WHAT TO WORK ON: The entries below should be given again exactly, minus their pictures.

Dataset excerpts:
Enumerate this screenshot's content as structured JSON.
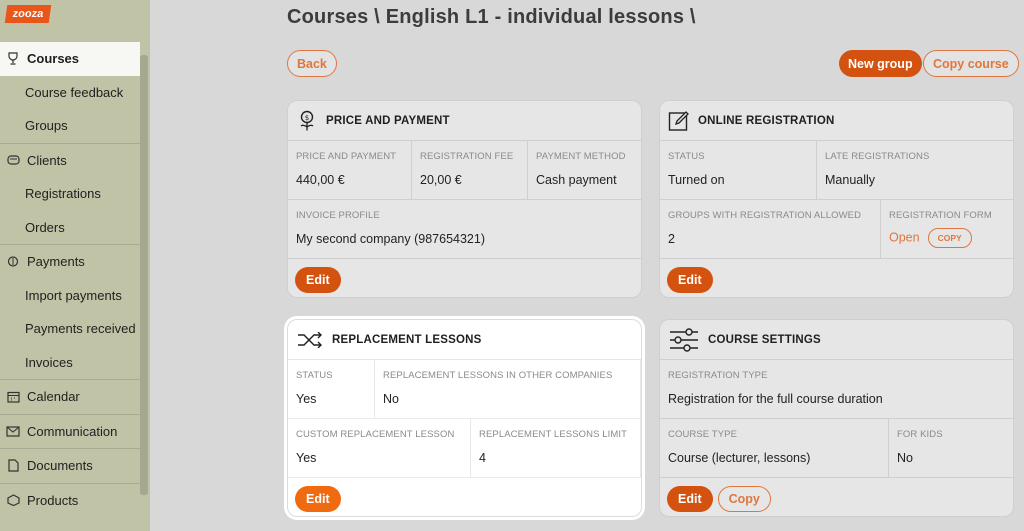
{
  "app": {
    "logo_text": "zooza"
  },
  "sidebar": {
    "items": [
      {
        "label": "Courses",
        "icon": "trophy-icon",
        "top": true,
        "active": true
      },
      {
        "label": "Course feedback"
      },
      {
        "label": "Groups"
      },
      {
        "label": "Clients",
        "icon": "clients-icon",
        "top": true
      },
      {
        "label": "Registrations"
      },
      {
        "label": "Orders"
      },
      {
        "label": "Payments",
        "icon": "payments-icon",
        "top": true
      },
      {
        "label": "Import payments"
      },
      {
        "label": "Payments received"
      },
      {
        "label": "Invoices"
      },
      {
        "label": "Calendar",
        "icon": "calendar-icon",
        "top": true
      },
      {
        "label": "Communication",
        "icon": "mail-icon",
        "top": true
      },
      {
        "label": "Documents",
        "icon": "document-icon",
        "top": true
      },
      {
        "label": "Products",
        "icon": "products-icon",
        "top": true
      }
    ]
  },
  "header": {
    "title": "Courses \\ English L1 - individual lessons \\"
  },
  "actions": {
    "back": "Back",
    "new_group": "New group",
    "copy_course": "Copy course"
  },
  "price_card": {
    "title": "PRICE AND PAYMENT",
    "price_label": "PRICE AND PAYMENT",
    "price_value": "440,00 €",
    "fee_label": "REGISTRATION FEE",
    "fee_value": "20,00 €",
    "method_label": "PAYMENT METHOD",
    "method_value": "Cash payment",
    "invoice_label": "INVOICE PROFILE",
    "invoice_value": "My second company (987654321)",
    "edit": "Edit"
  },
  "online_card": {
    "title": "ONLINE REGISTRATION",
    "status_label": "STATUS",
    "status_value": "Turned on",
    "late_label": "LATE REGISTRATIONS",
    "late_value": "Manually",
    "groups_label": "GROUPS WITH REGISTRATION ALLOWED",
    "groups_value": "2",
    "form_label": "REGISTRATION FORM",
    "form_value": "Open",
    "form_copy": "COPY",
    "edit": "Edit"
  },
  "replacement_card": {
    "title": "REPLACEMENT LESSONS",
    "status_label": "STATUS",
    "status_value": "Yes",
    "other_label": "REPLACEMENT LESSONS IN OTHER COMPANIES",
    "other_value": "No",
    "custom_label": "CUSTOM REPLACEMENT LESSON",
    "custom_value": "Yes",
    "limit_label": "REPLACEMENT LESSONS LIMIT",
    "limit_value": "4",
    "edit": "Edit"
  },
  "settings_card": {
    "title": "COURSE SETTINGS",
    "regtype_label": "REGISTRATION TYPE",
    "regtype_value": "Registration for the full course duration",
    "type_label": "COURSE TYPE",
    "type_value": "Course (lecturer, lessons)",
    "kids_label": "FOR KIDS",
    "kids_value": "No",
    "edit": "Edit",
    "copy": "Copy"
  },
  "colors": {
    "accent": "#d4520f",
    "accent_light": "#e0763f",
    "sidebar": "#c0c3a6"
  }
}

ANSWER BELOW:
Enumerate this screenshot's content as structured JSON.
{
  "app": {
    "logo_text": "zooza"
  },
  "sidebar": {
    "items": [
      {
        "label": "Courses",
        "icon": "trophy-icon",
        "top": true,
        "active": true
      },
      {
        "label": "Course feedback"
      },
      {
        "label": "Groups"
      },
      {
        "label": "Clients",
        "icon": "clients-icon",
        "top": true
      },
      {
        "label": "Registrations"
      },
      {
        "label": "Orders"
      },
      {
        "label": "Payments",
        "icon": "payments-icon",
        "top": true
      },
      {
        "label": "Import payments"
      },
      {
        "label": "Payments received"
      },
      {
        "label": "Invoices"
      },
      {
        "label": "Calendar",
        "icon": "calendar-icon",
        "top": true
      },
      {
        "label": "Communication",
        "icon": "mail-icon",
        "top": true
      },
      {
        "label": "Documents",
        "icon": "document-icon",
        "top": true
      },
      {
        "label": "Products",
        "icon": "products-icon",
        "top": true
      }
    ]
  },
  "header": {
    "title": "Courses \\ English L1 - individual lessons \\"
  },
  "actions": {
    "back": "Back",
    "new_group": "New group",
    "copy_course": "Copy course"
  },
  "price_card": {
    "title": "PRICE AND PAYMENT",
    "price_label": "PRICE AND PAYMENT",
    "price_value": "440,00 €",
    "fee_label": "REGISTRATION FEE",
    "fee_value": "20,00 €",
    "method_label": "PAYMENT METHOD",
    "method_value": "Cash payment",
    "invoice_label": "INVOICE PROFILE",
    "invoice_value": "My second company (987654321)",
    "edit": "Edit"
  },
  "online_card": {
    "title": "ONLINE REGISTRATION",
    "status_label": "STATUS",
    "status_value": "Turned on",
    "late_label": "LATE REGISTRATIONS",
    "late_value": "Manually",
    "groups_label": "GROUPS WITH REGISTRATION ALLOWED",
    "groups_value": "2",
    "form_label": "REGISTRATION FORM",
    "form_value": "Open",
    "form_copy": "COPY",
    "edit": "Edit"
  },
  "replacement_card": {
    "title": "REPLACEMENT LESSONS",
    "status_label": "STATUS",
    "status_value": "Yes",
    "other_label": "REPLACEMENT LESSONS IN OTHER COMPANIES",
    "other_value": "No",
    "custom_label": "CUSTOM REPLACEMENT LESSON",
    "custom_value": "Yes",
    "limit_label": "REPLACEMENT LESSONS LIMIT",
    "limit_value": "4",
    "edit": "Edit"
  },
  "settings_card": {
    "title": "COURSE SETTINGS",
    "regtype_label": "REGISTRATION TYPE",
    "regtype_value": "Registration for the full course duration",
    "type_label": "COURSE TYPE",
    "type_value": "Course (lecturer, lessons)",
    "kids_label": "FOR KIDS",
    "kids_value": "No",
    "edit": "Edit",
    "copy": "Copy"
  },
  "colors": {
    "accent": "#d4520f",
    "accent_light": "#e0763f",
    "sidebar": "#c0c3a6"
  }
}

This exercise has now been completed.